- **GIVEN REQUEST A**
Reproduce the whole Ada Byron post word for word.

########

Sunday, December 10, 2006

Ada


Ada Byron -- born on this day in 1815 in Piccadilly Terrace, Middlesex -- was the daughter of poet Lord Byron and his wife Annabella. Shortly after Ada was born, however, Annabella had had enough of the poet's excesses and threw him out. Byron, who left England for the rest of his relatively short life, never knew his daughter, but pined after her -- at least mimetically -- in his lines from Child Harolde: "'Is thy face like thy mother's, my fair child!/ Ada! sole daughter of my house and of my heart?/ When I last saw thy young blue eyes they smiled/ And then we parted -- not as now we part, but with a hope.'"

Ada's mother, knowing all too well Byron's capacity for b.s. and thus a little skeptical of her daughter's bloodlines, recommended an intensive course in mathematics for her daughter, unusual for a woman then sadly as now, to ward against the "heedlessness, imprudence, vanity, prevarication and conceit"she might otherwise inherit from the old man. When she was still a teen, while attending a women's literary meeting at the home of Mary Somerville, Ada first heard of Charles Babbage and his design for a calculating machine, the Difference Engine, which could be used to determine the polynomial equation for a table of data, and she was inspired by his notion that a machine might be made, not only to foresee, but to conduct some activity based on that foresight.

She put her inspiration on hold temporarily, marrying Lord William King in 1835 and having 3 children, but she maintained her acquaintance with Babbage, and became fascinated by the possibilities of Babbage's new proposal for a more sophisticated calculating machine that could perform any kind of calculation, the Analytic Engine, understanding much more quickly than many of Babbage's male contemporaries how it could work and what it could do.

########

- **GIVEN REQUEST B**
List every line of the records that contains the string "找不到扫描位置", matching case exactly.

########

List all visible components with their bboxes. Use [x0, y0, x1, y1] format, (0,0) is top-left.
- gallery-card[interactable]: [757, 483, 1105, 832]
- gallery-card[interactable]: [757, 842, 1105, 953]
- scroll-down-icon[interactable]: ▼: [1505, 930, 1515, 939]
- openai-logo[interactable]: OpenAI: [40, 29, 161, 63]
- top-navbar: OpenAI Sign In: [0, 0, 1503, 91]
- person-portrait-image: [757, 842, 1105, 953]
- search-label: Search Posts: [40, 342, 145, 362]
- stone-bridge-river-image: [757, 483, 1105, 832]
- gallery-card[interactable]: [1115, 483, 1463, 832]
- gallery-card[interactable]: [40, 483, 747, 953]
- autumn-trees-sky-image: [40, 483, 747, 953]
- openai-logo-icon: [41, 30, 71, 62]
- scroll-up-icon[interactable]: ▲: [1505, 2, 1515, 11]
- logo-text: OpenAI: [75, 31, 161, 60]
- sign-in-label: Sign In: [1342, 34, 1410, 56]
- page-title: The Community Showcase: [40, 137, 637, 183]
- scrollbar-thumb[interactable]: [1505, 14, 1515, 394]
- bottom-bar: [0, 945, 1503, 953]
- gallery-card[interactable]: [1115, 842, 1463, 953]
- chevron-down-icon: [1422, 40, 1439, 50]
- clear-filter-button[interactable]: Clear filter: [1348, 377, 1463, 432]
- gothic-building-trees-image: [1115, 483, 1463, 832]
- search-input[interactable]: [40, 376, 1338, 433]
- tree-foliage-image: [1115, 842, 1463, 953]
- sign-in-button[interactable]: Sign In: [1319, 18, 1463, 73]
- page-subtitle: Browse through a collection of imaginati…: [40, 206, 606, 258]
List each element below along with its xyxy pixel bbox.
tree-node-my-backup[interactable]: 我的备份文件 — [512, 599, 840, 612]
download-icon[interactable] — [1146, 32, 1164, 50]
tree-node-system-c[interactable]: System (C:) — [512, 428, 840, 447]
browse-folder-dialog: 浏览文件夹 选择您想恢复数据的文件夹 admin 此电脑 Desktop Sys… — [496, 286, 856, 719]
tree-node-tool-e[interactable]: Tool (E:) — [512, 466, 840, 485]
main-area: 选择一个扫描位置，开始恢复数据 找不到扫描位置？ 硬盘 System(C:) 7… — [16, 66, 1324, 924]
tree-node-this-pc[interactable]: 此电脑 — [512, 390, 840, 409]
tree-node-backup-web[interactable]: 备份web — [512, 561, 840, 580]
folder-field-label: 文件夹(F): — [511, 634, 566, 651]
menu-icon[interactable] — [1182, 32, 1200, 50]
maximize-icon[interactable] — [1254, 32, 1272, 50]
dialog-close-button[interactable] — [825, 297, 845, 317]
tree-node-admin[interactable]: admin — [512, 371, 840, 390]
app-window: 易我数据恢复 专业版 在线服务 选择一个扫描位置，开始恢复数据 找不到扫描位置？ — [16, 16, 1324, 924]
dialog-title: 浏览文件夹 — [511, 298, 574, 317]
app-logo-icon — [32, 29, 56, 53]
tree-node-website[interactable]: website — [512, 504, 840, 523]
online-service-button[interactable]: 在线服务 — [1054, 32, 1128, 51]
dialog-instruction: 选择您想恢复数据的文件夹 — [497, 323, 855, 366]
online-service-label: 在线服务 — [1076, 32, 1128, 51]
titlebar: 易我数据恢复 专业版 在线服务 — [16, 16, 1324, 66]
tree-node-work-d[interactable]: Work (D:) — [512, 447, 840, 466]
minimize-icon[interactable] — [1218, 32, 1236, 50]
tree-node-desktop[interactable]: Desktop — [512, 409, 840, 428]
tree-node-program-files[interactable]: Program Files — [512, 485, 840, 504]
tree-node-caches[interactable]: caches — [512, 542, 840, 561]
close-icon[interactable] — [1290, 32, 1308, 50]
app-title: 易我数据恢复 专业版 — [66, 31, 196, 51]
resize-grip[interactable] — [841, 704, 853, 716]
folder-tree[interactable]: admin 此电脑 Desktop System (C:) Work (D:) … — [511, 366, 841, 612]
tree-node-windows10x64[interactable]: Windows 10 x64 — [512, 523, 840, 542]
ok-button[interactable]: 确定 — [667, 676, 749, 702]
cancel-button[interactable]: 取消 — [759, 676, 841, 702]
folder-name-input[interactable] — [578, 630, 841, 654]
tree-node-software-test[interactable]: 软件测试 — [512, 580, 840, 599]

########

- **REPLY A**
Sunday, December 10, 2006

Ada


Ada Byron -- born on this day in 1815 in Piccadilly Terrace, Middlesex -- was the daughter of poet Lord Byron and his wife Annabella. Shortly after Ada was born, however, Annabella had had enough of the poet's excesses and threw him out. Byron, who left England for the rest of his relatively short life, never knew his daughter, but pined after her -- at least mimetically -- in his lines from Child Harolde: "'Is thy face like thy mother's, my fair child!/ Ada! sole daughter of my house and of my heart?/ When I last saw thy young blue eyes they smiled/ And then we parted -- not as now we part, but with a hope.'"

Ada's mother, knowing all too well Byron's capacity for b.s. and thus a little skeptical of her daughter's bloodlines, recommended an intensive course in mathematics for her daughter, unusual for a woman then sadly as now, to ward against the "heedlessness, imprudence, vanity, prevarication and conceit"she might otherwise inherit from the old man. When she was still a teen, while attending a women's literary meeting at the home of Mary Somerville, Ada first heard of Charles Babbage and his design for a calculating machine, the Difference Engine, which could be used to determine the polynomial equation for a table of data, and she was inspired by his notion that a machine might be made, not only to foresee, but to conduct some activity based on that foresight.

She put her inspiration on hold temporarily, marrying Lord William King in 1835 and having 3 children, but she maintained her acquaintance with Babbage, and became fascinated by the possibilities of Babbage's new proposal for a more sophisticated calculating machine that could perform any kind of calculation, the Analytic Engine, understanding much more quickly than many of Babbage's male contemporaries how it could work and what it could do.

- **REPLY B**
main-area: 选择一个扫描位置，开始恢复数据 找不到扫描位置？ 硬盘 System(C:) 7… — [16, 66, 1324, 924]
app-window: 易我数据恢复 专业版 在线服务 选择一个扫描位置，开始恢复数据 找不到扫描位置？ — [16, 16, 1324, 924]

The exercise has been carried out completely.